Lines of data:
--- Begin ---

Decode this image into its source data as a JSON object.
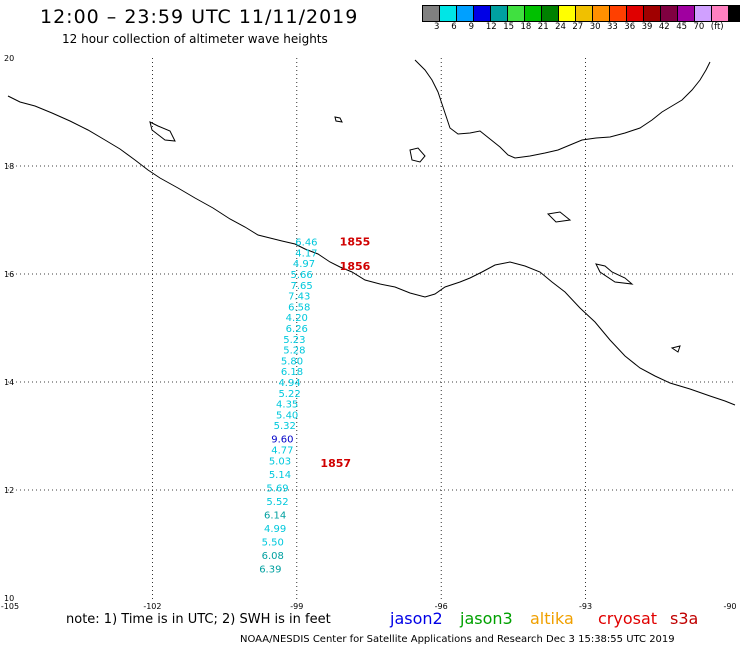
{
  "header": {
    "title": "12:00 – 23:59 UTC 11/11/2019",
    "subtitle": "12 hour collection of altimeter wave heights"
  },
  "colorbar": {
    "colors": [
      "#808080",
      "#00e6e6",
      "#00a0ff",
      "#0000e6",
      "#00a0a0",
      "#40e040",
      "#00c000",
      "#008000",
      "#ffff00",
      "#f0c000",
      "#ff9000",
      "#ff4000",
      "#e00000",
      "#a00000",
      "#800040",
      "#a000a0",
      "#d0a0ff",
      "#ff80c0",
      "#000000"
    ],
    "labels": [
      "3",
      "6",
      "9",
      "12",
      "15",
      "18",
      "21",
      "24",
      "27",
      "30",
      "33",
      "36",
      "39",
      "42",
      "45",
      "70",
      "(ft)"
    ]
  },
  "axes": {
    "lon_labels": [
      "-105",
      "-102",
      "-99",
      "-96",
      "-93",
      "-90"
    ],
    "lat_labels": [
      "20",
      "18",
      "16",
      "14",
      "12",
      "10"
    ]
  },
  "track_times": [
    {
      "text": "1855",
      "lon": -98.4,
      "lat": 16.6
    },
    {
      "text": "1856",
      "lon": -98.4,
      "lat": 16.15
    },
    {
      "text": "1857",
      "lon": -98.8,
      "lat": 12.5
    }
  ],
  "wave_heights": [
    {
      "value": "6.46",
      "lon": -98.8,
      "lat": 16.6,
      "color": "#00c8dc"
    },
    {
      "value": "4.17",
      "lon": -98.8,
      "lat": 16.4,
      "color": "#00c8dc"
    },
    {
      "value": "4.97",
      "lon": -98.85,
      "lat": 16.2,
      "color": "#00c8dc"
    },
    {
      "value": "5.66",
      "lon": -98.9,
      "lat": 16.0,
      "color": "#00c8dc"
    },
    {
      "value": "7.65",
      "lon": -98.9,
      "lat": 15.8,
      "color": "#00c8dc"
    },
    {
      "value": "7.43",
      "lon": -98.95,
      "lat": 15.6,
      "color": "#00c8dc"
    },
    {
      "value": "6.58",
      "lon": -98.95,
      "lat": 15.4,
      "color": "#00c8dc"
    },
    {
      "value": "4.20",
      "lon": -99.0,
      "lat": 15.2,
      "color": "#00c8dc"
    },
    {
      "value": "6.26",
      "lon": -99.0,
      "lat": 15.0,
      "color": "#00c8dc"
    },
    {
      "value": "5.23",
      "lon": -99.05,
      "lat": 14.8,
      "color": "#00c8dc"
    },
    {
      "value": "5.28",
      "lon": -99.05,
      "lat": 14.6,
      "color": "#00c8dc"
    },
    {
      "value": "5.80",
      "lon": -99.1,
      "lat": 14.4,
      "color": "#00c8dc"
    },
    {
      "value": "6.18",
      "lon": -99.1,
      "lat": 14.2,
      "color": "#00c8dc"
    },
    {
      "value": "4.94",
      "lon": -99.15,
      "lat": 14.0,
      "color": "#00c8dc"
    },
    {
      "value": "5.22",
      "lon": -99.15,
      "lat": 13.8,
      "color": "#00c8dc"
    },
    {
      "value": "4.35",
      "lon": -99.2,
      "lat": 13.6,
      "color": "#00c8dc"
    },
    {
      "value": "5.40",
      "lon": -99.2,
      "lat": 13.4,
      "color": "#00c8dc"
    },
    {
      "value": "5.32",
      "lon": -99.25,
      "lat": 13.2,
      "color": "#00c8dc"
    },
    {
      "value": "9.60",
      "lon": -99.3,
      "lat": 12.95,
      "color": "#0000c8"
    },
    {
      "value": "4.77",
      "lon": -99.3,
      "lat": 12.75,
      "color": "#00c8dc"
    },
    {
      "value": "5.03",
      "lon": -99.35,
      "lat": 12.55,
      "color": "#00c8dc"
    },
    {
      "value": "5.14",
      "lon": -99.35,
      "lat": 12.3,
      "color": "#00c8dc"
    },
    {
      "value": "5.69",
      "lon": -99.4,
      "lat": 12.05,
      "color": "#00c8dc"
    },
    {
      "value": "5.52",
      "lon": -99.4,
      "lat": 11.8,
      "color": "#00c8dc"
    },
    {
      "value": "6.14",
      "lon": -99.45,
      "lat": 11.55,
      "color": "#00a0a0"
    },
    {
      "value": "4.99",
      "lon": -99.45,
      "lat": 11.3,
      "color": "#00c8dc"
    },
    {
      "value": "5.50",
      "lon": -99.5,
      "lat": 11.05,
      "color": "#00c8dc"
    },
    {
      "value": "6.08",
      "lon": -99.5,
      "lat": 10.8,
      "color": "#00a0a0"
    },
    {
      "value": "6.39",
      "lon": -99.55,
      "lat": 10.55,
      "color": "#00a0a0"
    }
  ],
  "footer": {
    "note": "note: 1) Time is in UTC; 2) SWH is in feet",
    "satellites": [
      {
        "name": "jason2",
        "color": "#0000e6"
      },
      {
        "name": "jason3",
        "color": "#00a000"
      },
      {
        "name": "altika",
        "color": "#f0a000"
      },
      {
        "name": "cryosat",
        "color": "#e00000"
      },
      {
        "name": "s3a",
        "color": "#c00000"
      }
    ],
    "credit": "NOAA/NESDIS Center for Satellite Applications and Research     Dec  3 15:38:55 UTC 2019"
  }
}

--- End ---

Stated task: Give the number of lines above that hold the word "name", and nothing more.

Reply to the task: 5